> Objective
Count the lines below that contain the word "Cube", and reply with that number alone.

> Task input
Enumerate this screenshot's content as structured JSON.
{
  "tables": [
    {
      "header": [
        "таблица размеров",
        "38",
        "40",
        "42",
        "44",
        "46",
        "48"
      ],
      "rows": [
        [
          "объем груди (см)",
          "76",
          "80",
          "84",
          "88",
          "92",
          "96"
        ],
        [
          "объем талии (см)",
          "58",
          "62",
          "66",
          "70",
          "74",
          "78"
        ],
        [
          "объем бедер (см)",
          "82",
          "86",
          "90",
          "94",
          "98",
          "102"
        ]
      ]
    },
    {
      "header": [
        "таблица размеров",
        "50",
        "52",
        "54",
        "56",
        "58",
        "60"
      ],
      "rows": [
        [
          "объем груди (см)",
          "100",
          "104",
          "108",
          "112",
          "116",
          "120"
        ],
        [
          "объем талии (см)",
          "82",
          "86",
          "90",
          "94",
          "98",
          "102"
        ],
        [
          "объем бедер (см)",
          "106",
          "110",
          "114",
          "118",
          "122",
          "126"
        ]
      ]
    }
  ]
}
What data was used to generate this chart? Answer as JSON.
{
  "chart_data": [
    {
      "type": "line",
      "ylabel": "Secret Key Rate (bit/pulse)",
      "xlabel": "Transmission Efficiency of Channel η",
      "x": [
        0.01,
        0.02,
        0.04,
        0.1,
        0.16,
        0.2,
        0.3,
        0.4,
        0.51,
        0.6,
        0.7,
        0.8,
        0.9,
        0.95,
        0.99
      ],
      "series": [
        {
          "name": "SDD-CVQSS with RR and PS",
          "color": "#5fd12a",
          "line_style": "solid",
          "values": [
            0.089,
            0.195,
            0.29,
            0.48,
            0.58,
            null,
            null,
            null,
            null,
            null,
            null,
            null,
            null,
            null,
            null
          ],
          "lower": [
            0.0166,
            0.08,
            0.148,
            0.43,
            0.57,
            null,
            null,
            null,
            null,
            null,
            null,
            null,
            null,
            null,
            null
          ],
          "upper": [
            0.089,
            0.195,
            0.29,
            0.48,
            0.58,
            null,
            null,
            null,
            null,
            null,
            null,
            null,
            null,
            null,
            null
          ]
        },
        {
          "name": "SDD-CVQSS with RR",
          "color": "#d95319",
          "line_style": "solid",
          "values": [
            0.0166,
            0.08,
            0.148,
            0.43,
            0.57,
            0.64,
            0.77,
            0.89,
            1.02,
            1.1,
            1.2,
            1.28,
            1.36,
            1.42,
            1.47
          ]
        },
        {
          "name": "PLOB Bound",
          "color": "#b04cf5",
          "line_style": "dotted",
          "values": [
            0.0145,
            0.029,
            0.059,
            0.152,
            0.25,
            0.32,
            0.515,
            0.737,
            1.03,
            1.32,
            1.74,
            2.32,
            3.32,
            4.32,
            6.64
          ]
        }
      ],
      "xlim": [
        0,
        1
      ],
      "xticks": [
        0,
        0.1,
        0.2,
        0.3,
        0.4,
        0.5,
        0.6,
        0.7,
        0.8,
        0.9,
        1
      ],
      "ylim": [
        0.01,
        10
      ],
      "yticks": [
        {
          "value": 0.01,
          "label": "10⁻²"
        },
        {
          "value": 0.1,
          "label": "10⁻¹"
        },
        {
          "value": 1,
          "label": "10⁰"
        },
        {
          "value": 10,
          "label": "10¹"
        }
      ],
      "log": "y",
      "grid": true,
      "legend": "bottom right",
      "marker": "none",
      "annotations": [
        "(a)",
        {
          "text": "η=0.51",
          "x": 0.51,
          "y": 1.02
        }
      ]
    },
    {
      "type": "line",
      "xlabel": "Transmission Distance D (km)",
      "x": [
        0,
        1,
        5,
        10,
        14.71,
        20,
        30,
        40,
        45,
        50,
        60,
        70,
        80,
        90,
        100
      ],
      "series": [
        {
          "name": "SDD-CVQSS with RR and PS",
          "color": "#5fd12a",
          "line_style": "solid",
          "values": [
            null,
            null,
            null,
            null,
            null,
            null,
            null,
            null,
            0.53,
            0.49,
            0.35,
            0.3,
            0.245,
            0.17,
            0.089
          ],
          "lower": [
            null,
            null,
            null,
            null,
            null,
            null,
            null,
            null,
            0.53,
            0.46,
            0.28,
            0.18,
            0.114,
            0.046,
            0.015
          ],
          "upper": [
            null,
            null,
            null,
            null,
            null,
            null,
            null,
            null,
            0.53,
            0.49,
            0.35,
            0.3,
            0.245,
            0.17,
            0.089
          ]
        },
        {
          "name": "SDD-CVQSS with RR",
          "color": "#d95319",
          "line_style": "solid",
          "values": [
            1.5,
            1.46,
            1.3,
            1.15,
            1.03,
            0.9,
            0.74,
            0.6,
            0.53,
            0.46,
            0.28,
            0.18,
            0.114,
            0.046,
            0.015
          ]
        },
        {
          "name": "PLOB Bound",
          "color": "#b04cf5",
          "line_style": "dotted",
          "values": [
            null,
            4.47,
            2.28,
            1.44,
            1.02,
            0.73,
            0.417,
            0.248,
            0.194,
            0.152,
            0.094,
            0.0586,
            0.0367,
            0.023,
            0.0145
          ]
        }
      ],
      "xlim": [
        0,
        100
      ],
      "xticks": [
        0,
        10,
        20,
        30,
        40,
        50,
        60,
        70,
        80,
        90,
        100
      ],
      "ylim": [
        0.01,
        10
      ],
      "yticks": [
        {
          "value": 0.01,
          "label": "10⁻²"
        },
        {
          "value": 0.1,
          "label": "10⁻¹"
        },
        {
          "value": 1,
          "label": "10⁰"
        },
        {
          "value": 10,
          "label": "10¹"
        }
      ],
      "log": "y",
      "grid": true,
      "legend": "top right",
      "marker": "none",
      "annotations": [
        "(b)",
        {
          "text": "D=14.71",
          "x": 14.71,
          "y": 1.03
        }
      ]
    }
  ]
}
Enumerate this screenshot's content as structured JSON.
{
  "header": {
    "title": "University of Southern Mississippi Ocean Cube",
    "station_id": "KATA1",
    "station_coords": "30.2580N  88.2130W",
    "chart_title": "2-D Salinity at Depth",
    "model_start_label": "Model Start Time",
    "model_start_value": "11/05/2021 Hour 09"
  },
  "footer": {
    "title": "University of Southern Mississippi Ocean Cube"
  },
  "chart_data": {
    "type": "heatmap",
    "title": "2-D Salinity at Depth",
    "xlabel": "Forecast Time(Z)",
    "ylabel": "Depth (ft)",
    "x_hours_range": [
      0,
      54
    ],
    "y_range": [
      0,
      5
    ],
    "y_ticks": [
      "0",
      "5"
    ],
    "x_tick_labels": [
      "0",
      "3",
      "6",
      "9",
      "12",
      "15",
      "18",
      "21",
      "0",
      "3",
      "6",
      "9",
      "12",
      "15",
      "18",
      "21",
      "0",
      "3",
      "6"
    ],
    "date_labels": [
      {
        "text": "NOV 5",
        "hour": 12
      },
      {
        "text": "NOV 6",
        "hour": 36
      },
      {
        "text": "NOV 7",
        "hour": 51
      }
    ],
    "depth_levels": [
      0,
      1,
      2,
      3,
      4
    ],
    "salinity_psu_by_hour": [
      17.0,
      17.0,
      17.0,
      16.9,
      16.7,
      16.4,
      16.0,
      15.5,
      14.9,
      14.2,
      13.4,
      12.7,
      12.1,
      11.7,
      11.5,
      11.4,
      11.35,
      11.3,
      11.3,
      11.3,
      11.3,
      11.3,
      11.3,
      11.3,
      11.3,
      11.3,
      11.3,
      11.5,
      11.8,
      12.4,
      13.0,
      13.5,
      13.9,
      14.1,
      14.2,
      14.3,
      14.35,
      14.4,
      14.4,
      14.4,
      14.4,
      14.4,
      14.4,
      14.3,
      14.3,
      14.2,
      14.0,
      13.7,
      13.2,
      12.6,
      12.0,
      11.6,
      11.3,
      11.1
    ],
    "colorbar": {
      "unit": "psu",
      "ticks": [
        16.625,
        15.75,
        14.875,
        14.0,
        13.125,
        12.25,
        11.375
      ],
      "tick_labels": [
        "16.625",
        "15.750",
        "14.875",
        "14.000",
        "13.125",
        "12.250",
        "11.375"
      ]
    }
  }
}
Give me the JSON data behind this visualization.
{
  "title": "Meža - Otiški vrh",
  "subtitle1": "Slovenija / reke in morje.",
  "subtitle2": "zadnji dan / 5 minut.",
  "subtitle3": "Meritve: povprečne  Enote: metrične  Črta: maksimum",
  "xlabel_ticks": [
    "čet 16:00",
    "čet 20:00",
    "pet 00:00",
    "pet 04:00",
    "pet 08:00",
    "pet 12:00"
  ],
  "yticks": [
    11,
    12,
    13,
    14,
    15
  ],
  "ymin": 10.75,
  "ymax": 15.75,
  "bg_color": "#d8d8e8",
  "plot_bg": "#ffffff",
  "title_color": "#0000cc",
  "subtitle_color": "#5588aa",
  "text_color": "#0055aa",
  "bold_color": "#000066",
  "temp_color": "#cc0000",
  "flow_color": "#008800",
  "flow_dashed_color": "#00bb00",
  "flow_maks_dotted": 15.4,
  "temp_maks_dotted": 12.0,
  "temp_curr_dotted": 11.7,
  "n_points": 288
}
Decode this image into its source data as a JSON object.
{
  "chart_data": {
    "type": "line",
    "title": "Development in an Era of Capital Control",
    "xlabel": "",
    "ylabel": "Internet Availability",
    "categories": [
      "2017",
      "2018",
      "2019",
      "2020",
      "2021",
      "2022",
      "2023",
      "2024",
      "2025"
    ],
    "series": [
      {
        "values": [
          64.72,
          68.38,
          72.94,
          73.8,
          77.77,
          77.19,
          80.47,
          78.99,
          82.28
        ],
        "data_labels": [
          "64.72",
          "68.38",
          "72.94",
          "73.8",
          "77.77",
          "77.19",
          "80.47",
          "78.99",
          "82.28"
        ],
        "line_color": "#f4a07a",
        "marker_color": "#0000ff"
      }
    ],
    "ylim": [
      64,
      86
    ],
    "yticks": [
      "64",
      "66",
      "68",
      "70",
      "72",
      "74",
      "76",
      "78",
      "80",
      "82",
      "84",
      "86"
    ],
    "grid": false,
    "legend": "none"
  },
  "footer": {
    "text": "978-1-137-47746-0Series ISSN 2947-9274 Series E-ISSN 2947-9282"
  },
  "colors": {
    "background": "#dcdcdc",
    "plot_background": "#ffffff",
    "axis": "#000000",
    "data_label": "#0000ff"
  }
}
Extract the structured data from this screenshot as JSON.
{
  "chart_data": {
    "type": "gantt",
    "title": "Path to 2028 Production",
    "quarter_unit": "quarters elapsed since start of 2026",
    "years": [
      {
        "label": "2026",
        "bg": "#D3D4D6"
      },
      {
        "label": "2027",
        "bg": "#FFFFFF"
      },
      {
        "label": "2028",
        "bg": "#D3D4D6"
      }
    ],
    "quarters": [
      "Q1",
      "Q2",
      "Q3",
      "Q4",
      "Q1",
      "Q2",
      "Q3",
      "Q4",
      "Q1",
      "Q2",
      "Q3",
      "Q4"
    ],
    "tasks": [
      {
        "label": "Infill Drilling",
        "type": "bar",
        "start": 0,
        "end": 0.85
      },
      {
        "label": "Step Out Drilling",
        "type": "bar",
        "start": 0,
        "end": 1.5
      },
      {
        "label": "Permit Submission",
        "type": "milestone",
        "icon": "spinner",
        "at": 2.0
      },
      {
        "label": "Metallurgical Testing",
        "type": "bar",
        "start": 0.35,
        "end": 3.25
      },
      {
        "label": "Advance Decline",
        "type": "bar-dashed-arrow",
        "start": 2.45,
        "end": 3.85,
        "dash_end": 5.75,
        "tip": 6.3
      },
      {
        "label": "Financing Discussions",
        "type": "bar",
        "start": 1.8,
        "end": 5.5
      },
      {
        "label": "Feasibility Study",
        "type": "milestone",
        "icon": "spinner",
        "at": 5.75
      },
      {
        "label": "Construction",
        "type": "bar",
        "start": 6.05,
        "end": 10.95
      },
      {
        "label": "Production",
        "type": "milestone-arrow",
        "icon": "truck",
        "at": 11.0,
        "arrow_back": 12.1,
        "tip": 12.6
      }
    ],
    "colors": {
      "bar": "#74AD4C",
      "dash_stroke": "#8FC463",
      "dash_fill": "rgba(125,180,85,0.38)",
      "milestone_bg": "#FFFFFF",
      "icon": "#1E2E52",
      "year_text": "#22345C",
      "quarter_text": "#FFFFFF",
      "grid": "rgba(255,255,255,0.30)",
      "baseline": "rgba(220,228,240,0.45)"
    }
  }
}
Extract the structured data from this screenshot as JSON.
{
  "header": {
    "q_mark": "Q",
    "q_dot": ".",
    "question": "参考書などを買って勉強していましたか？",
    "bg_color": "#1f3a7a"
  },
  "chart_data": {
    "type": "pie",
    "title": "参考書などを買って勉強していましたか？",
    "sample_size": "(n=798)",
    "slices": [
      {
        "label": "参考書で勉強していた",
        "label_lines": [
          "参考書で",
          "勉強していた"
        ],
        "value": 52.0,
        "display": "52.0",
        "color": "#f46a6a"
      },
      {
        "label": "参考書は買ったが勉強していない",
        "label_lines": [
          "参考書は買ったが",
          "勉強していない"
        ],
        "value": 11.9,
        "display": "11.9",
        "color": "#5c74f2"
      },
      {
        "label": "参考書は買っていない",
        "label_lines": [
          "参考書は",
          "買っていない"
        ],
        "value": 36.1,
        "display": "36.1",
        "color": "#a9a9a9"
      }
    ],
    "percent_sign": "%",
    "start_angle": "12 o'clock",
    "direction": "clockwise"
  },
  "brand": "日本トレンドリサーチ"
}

> Exercise response
2